-- Begin Records to process --
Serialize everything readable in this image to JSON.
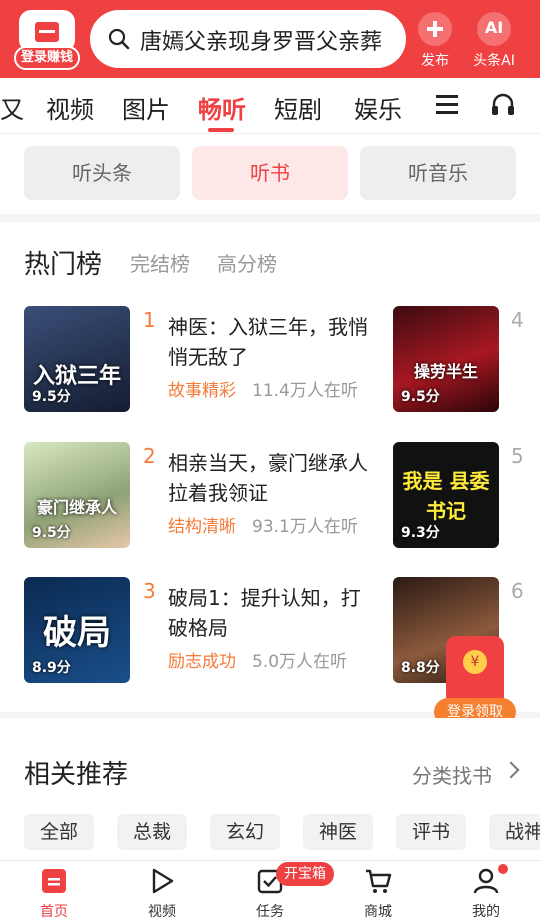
{
  "header": {
    "logo_label": "登录赚钱",
    "search_text": "唐嫣父亲现身罗晋父亲葬",
    "publish_label": "发布",
    "ai_icon_text": "AI",
    "ai_label": "头条AI"
  },
  "tabs": [
    "又",
    "视频",
    "图片",
    "畅听",
    "短剧",
    "娱乐"
  ],
  "active_tab": "畅听",
  "subtabs": [
    "听头条",
    "听书",
    "听音乐"
  ],
  "active_subtab": "听书",
  "rank": {
    "tabs": [
      "热门榜",
      "完结榜",
      "高分榜"
    ],
    "items": [
      {
        "rank": "1",
        "title": "神医：入狱三年，我悄悄无敌了",
        "cover_text": "入狱三年",
        "score": "9.5分",
        "tag": "故事精彩",
        "listeners": "11.4万人在听"
      },
      {
        "rank": "2",
        "title": "相亲当天，豪门继承人拉着我领证",
        "cover_text": "豪门继承人",
        "score": "9.5分",
        "tag": "结构清晰",
        "listeners": "93.1万人在听"
      },
      {
        "rank": "3",
        "title": "破局1：提升认知，打破格局",
        "cover_text": "破局",
        "score": "8.9分",
        "tag": "励志成功",
        "listeners": "5.0万人在听"
      }
    ],
    "side_items": [
      {
        "rank": "4",
        "score": "9.5分",
        "cover_text": "操劳半生"
      },
      {
        "rank": "5",
        "score": "9.3分",
        "cover_text": "我是 县委书记"
      },
      {
        "rank": "6",
        "score": "8.8分",
        "cover_text": ""
      }
    ]
  },
  "float_banner": {
    "label": "登录领取"
  },
  "recommend": {
    "title": "相关推荐",
    "link": "分类找书",
    "chips": [
      "全部",
      "总裁",
      "玄幻",
      "神医",
      "评书",
      "战神"
    ]
  },
  "bottom_nav": {
    "items": [
      "首页",
      "视频",
      "任务",
      "商城",
      "我的"
    ],
    "active": "首页",
    "task_badge": "开宝箱"
  },
  "colors": {
    "brand": "#f04142",
    "accent": "#f47b3a"
  }
}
-- End Records to process --
_Stated task_:
Tally how many lines in the material above hold the word "rank". Write only that number.

_Finished exercise_:
7